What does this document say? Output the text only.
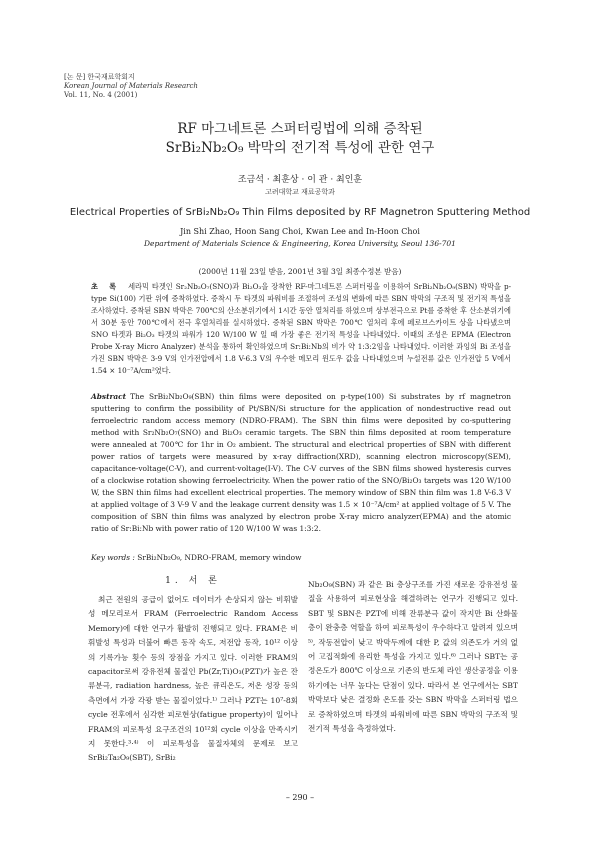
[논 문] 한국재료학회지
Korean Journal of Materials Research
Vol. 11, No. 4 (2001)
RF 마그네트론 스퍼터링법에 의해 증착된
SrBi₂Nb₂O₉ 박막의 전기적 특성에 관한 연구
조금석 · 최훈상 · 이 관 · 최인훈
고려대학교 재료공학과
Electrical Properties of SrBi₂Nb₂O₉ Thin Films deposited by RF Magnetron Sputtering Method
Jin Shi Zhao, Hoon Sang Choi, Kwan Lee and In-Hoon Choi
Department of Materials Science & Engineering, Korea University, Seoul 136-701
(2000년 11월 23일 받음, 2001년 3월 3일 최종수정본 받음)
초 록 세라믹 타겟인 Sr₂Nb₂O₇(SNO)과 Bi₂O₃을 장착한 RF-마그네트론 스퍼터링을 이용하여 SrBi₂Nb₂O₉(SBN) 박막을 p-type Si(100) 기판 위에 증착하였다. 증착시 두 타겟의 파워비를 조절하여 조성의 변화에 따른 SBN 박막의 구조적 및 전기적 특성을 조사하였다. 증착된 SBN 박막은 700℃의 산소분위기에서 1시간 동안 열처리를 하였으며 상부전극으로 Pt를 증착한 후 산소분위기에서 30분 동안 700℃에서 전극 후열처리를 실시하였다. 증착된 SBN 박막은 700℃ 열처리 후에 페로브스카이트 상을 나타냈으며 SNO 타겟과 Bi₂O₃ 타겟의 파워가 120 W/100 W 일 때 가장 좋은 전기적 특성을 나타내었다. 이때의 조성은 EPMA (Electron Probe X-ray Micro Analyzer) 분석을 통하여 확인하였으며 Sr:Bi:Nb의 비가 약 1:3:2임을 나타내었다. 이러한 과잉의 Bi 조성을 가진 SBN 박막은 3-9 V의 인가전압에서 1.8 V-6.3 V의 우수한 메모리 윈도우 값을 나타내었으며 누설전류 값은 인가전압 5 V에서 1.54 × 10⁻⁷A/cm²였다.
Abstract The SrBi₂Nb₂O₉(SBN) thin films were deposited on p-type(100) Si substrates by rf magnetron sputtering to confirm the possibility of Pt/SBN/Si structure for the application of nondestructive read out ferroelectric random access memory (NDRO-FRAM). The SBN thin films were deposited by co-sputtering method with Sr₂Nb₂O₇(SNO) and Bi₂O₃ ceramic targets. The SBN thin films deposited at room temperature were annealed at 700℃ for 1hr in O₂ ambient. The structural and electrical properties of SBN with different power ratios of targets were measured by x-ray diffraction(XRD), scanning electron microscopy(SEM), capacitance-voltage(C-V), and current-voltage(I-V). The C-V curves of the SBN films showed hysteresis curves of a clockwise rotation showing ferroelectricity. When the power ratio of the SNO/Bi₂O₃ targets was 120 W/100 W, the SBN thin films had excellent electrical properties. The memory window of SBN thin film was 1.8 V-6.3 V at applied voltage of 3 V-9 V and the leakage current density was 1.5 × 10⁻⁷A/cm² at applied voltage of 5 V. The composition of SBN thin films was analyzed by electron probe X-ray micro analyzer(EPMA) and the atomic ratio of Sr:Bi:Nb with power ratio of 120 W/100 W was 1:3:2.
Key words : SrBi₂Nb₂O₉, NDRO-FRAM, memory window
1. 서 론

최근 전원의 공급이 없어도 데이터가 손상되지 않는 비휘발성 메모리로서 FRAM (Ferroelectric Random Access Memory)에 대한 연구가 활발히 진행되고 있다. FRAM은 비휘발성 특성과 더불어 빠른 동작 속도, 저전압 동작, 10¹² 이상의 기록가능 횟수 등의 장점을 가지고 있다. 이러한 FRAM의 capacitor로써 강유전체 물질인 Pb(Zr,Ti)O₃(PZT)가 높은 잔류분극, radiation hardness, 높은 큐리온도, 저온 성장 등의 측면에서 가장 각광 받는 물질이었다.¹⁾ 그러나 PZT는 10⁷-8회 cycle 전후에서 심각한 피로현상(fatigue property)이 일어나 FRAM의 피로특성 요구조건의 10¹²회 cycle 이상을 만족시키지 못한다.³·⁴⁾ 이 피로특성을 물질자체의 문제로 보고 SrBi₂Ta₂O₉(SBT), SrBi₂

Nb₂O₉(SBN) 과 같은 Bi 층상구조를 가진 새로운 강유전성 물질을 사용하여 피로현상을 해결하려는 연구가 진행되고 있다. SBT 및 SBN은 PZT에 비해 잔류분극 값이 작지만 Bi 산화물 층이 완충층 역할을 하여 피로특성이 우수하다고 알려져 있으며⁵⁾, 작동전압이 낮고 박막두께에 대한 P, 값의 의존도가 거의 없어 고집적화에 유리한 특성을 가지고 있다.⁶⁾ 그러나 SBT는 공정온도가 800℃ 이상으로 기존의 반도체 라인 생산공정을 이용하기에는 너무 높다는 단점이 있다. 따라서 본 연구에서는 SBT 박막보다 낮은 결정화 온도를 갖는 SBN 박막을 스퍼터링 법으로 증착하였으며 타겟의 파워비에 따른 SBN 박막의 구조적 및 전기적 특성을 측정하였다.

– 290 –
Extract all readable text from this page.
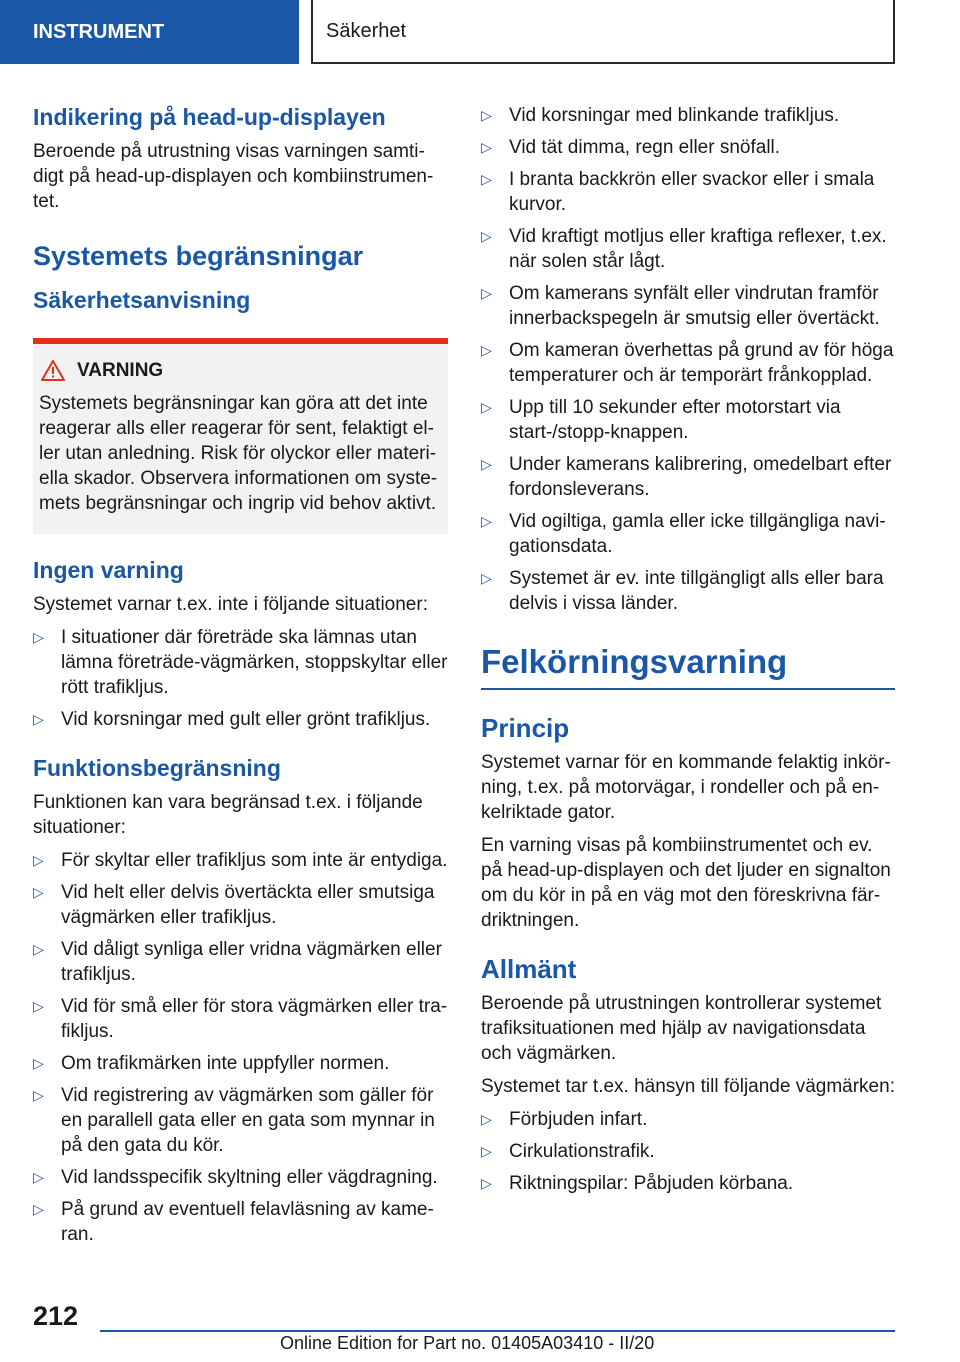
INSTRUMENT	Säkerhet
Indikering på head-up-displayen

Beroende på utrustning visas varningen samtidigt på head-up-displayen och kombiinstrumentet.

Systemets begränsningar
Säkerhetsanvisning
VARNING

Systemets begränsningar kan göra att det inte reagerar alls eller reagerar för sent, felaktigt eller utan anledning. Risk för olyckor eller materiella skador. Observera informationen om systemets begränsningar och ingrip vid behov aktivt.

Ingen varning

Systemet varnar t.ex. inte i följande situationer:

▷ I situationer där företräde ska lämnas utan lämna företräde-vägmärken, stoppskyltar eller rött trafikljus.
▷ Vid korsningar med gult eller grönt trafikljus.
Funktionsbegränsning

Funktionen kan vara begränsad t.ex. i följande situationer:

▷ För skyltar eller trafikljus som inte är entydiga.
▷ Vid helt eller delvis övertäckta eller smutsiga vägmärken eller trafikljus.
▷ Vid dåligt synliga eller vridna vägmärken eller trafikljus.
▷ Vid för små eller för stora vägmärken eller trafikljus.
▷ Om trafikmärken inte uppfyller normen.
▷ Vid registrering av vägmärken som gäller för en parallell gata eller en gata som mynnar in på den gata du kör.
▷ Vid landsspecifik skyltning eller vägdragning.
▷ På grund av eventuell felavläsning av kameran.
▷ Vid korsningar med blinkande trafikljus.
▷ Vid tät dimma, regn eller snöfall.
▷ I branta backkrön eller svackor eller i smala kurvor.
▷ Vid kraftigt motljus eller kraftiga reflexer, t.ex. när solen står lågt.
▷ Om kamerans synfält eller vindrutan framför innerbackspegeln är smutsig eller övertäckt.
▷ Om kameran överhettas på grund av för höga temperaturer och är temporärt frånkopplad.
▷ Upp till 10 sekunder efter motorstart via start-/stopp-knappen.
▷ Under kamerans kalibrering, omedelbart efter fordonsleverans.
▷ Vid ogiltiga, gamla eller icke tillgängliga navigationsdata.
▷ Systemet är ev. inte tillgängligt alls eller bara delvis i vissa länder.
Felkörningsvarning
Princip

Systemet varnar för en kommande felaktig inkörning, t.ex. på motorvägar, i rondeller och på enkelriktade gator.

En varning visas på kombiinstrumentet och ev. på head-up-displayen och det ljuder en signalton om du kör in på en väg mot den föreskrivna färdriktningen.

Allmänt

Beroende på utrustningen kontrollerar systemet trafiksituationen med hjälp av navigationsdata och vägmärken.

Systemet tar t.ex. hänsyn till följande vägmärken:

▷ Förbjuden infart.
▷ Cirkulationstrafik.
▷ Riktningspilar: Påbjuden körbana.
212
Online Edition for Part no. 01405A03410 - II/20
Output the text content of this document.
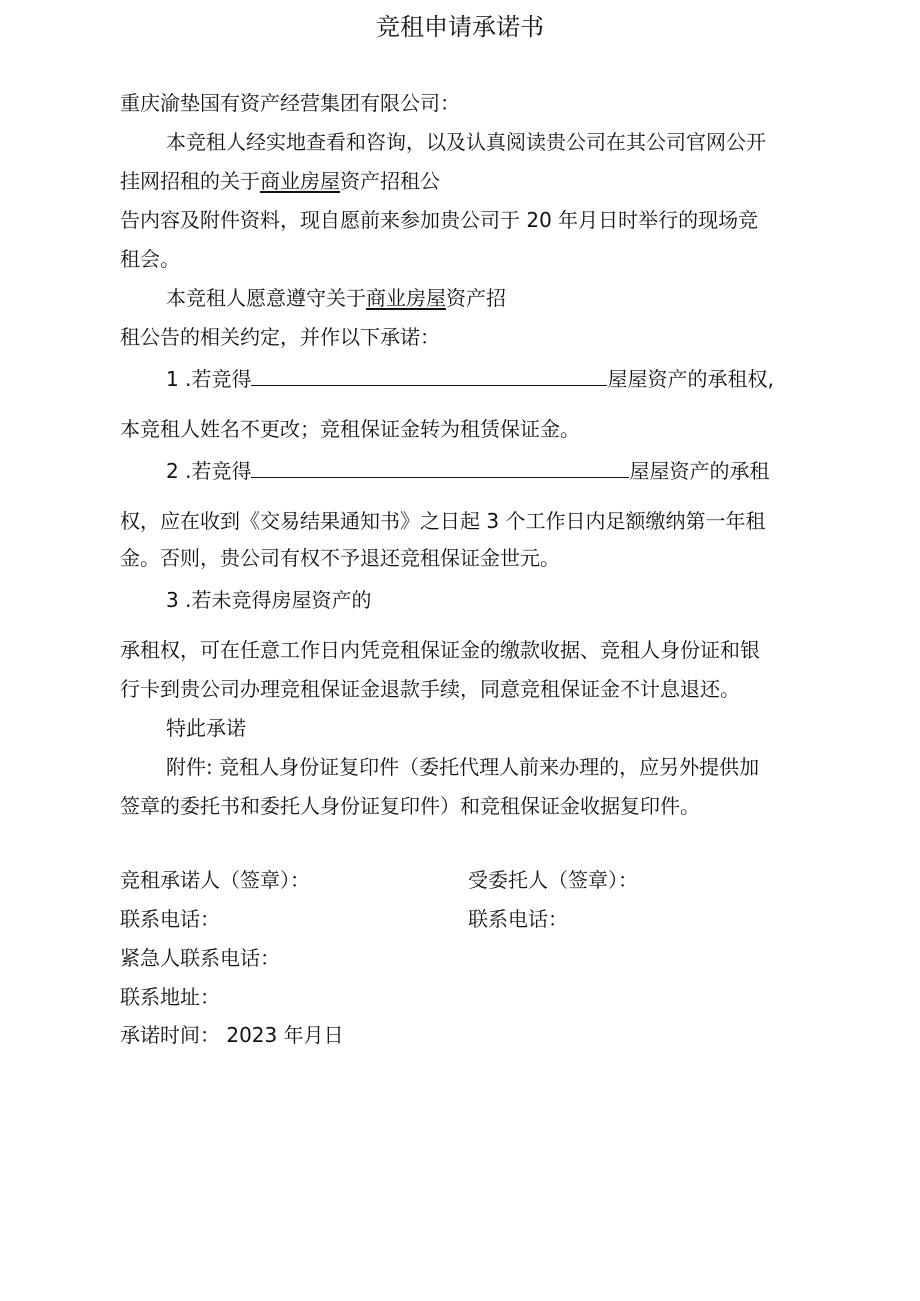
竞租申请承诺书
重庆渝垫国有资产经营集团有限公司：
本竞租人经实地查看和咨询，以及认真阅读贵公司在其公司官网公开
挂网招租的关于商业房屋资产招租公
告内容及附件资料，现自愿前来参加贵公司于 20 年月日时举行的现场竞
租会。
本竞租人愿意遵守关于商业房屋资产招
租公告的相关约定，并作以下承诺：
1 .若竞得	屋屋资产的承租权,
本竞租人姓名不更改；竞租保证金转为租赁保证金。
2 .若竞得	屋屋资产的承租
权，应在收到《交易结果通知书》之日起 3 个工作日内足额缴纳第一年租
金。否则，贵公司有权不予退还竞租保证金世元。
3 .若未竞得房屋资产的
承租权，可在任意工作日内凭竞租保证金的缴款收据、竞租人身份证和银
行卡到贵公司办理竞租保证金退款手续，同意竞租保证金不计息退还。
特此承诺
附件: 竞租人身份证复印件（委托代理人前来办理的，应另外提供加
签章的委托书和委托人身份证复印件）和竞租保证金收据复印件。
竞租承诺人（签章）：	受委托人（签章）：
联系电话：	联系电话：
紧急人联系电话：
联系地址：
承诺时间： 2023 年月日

--- What you are asked to do ---
Working from the entries above, return all lines that contain "마그네트론".

--- Written answer ---
RF 마그네트론 스퍼터링법에 의해 증착된
초 록 세라믹 타겟인 Sr₂Nb₂O₇(SNO)과 Bi₂O₃을 장착한 RF-마그네트론 스퍼터링을 이용하여 SrBi₂Nb₂O₉(SBN) 박막을 p-type Si(100) 기판 위에 증착하였다. 증착시 두 타겟의 파워비를 조절하여 조성의 변화에 따른 SBN 박막의 구조적 및 전기적 특성을 조사하였다. 증착된 SBN 박막은 700℃의 산소분위기에서 1시간 동안 열처리를 하였으며 상부전극으로 Pt를 증착한 후 산소분위기에서 30분 동안 700℃에서 전극 후열처리를 실시하였다. 증착된 SBN 박막은 700℃ 열처리 후에 페로브스카이트 상을 나타냈으며 SNO 타겟과 Bi₂O₃ 타겟의 파워가 120 W/100 W 일 때 가장 좋은 전기적 특성을 나타내었다. 이때의 조성은 EPMA (Electron Probe X-ray Micro Analyzer) 분석을 통하여 확인하였으며 Sr:Bi:Nb의 비가 약 1:3:2임을 나타내었다. 이러한 과잉의 Bi 조성을 가진 SBN 박막은 3-9 V의 인가전압에서 1.8 V-6.3 V의 우수한 메모리 윈도우 값을 나타내었으며 누설전류 값은 인가전압 5 V에서 1.54 × 10⁻⁷A/cm²였다.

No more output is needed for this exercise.